# [VERSTÄNDNIS PRÜFEN]
**A)** Ändern Sie im Bericht über die Hells Angels den Abschnitt von "Im Fokus der" bis "Gruppe belohnt worden." ab, indem Sie "Präsident" durch "Anführer" ersetzen, und geben Sie ihn vollständig wieder.
**B)** Auf wessen Aussagen stützen sich laut dem Bericht über die Hells Angels die Vorwürfe der Polizei?
**C)** Führen Sie den Bericht über die Hells Angels im Anschluss an seinen letzten Satz weiter.

# [TEXTABSCHNITT]

──────────

Im Fokus der Ermittlungen steht die Hells-Angels-Abteilung Hannover. Der Präsident des Clubs soll seinen Untergebenen unter anderem Mordaufträge erteilt haben. Für ausgeführte Morde seien die Mitglieder mit einer höheren Stellung innerhalb der Gruppe belohnt worden.

«Hohes Gewaltpotenzial und brutale Auseinandersetzungen»

Die Vorwürfe der Polizei basieren auf den Aussagen des Kronzeugen Steffen R. Dieser gehörte selber zum verschwiegenen inneren Zirkel der Rocker. Nach monatelanger Untersuchungshaft beendete er jedoch sein Schweigen Anfang Jahr und redete über illegale Geschäfte, Prostitution, Drogen, Schutzgeld und angebliche Mordaufträge. Die umfangreichen Aussagen führten dann zu dem massiven Schlag der Polizei gegen die Hells Angels. Im Rahmen der Razzien wurde auch eine Lagerhalle in Kiel durchsucht, wo ein spurlos verschwundener türkischer Staatsangehöriger einbetoniert worden sein soll.

Schon seit Jahren stehen die rund 3500 Hells-Angels-Mitglieder unter der Beobachtung des deutschen Bundeskriminalamtes (BKA). Immer öfter wird dabei der Vorwurf der organisierten Kriminalität laut. So kontrollieren die Hells Angels in mehreren Städten das Rotlichtmilieu und setzen ihren Machtanspruch immer öfter mit roher Gewalt durch. «Ein hohes Gewaltpotenzial und brutale Auseinandersetzungen im öffentlichen Raum» beobachtete BKA-Vizepräsident Jürgen Stock. Bei Aktionen gegen die Gruppe würden regelmässig Pistolen, Handgranaten und Sprengstoff sichergestellt.

──────────

# [BEREITGESTELLTE DATEN]
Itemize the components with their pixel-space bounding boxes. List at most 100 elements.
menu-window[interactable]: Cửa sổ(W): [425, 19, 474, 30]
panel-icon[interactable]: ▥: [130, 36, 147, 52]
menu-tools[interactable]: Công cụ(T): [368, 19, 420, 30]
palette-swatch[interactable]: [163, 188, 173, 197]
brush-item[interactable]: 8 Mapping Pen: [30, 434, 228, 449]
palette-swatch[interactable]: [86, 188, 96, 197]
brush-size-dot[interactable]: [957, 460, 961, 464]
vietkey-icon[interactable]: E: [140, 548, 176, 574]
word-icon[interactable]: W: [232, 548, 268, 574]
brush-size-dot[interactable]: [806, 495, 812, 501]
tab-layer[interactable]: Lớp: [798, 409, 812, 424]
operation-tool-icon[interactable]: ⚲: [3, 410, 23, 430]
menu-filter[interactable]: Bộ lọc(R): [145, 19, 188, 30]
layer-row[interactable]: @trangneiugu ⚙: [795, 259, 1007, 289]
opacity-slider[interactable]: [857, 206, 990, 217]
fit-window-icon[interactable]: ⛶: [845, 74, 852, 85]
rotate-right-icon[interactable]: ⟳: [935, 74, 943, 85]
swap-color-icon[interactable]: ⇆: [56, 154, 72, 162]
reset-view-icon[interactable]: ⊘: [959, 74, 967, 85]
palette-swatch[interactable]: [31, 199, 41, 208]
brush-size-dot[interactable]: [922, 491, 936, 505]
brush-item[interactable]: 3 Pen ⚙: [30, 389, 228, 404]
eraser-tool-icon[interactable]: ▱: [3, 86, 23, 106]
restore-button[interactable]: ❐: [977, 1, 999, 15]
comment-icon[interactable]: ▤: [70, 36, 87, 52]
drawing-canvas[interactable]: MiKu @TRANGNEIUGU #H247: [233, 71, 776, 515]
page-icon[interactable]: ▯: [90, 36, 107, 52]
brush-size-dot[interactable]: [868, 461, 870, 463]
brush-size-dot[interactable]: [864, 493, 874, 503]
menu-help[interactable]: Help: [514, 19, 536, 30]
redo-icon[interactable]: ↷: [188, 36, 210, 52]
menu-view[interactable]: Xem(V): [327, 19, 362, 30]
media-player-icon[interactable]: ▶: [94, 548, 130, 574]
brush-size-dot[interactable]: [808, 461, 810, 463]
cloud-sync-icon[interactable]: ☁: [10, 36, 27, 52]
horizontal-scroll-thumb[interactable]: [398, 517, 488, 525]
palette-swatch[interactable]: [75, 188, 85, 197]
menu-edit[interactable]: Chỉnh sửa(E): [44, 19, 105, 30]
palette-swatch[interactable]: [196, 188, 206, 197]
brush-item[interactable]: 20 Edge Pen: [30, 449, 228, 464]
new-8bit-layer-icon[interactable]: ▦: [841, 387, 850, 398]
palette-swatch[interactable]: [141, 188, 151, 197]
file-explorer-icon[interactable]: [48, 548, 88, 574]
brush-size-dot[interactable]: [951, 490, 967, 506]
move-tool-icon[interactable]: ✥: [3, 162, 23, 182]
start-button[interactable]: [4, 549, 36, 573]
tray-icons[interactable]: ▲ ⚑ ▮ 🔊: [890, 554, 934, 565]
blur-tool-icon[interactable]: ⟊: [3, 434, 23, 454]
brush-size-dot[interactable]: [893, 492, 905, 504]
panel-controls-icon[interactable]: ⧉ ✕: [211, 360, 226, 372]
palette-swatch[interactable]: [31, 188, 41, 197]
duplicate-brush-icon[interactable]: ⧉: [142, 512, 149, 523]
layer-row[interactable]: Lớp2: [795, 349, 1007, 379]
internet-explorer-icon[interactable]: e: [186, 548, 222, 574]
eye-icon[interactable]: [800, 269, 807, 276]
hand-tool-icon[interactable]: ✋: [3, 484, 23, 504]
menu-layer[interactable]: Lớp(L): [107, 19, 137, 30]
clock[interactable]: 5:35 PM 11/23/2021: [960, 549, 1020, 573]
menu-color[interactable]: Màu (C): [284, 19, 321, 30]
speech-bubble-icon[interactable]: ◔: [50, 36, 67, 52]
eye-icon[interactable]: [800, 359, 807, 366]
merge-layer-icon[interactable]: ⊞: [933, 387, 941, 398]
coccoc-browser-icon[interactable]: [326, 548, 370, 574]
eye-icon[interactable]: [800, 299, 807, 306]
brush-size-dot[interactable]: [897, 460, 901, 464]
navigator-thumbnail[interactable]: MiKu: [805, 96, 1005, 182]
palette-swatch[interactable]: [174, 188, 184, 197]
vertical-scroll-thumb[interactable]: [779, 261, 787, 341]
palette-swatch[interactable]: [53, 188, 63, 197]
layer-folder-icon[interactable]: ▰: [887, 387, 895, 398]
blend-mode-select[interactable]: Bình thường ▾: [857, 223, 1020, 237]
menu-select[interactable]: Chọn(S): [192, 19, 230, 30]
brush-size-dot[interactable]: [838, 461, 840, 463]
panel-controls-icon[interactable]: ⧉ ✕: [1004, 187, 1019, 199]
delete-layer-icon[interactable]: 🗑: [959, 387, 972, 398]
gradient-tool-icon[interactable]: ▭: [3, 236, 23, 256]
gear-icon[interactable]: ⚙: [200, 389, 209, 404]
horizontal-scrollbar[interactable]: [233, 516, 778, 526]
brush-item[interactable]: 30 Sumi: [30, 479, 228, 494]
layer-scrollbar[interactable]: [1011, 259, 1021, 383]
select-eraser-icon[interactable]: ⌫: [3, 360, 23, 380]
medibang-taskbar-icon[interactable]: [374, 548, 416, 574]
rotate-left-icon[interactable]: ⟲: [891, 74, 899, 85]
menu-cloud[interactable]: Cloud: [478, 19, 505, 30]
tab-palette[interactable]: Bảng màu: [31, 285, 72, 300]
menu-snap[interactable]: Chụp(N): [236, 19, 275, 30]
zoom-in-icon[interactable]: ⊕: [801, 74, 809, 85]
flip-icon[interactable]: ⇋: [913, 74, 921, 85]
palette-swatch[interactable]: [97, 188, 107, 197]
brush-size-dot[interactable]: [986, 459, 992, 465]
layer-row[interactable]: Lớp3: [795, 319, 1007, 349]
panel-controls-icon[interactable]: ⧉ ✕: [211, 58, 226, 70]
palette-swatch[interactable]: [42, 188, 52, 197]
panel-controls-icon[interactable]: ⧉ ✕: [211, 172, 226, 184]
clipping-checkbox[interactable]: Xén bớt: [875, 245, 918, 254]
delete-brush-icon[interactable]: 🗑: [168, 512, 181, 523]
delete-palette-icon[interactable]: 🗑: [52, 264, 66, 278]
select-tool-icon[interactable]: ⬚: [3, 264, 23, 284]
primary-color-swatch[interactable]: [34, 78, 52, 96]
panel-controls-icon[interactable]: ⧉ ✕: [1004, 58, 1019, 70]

──────────

# [ERGEBNISSE NACH AUFGABEN]
**A)**
Im Fokus der Ermittlungen steht die Hells-Angels-Abteilung Hannover. Der Anführer des Clubs soll seinen Untergebenen unter anderem Mordaufträge erteilt haben. Für ausgeführte Morde seien die Mitglieder mit einer höheren Stellung innerhalb der Gruppe belohnt worden.

**B)** Auf die Aussagen des Kronzeugen Steffen R.

**C)**
Grosse Nähe zwischen Polizei und Rockern

Auch die europäische Polizeibehörde Europol sammelt seit Jahren Informationen über die «Outlaw Motorcycle Gang». Die Ermittlungserkenntnisse decken sich mit jenen der deutschen Behörden. Auch bei Europol heisst es, bei nahezu jeder Hausdurchsuchung würden Waffen und Drogen gefunden. Zudem seien knapp zwei Drittel der Rocker vorbestraft.

Das Vorgehen der Polizei gegen die Rocker wird erschwert durch den grossen Einfluss, den diese selbst auf den Justiz- und Polizeiapparat zu haben scheinen. Die Nähe zwischen Rockern und Polizisten sei teilweise eklatant, schreibt der «Spiegel» und zählt mehrere Fälle auf, in denen Polizeibeamte die Hells Angels tatkräftig mit Informationen unterstützt hatten. Hilfe habe es auch von Justizbeamten gegeben.

Verbotsverfahren angedacht

Nun mehren sich in Deutschland die Stimmen nach einem nationalen Verbot der Hells Angels. In einigen Städten wurde dies bereits durchgesetzt. Ob die Rocker tatsächlich ähnlich organisiert sind wie die Mafia, werden die nun eröffneten Strafverfahren zeigen. Die Suche nach der angeblich einbetonierten Leiche in Kiel wird unterdessen weitergeführt.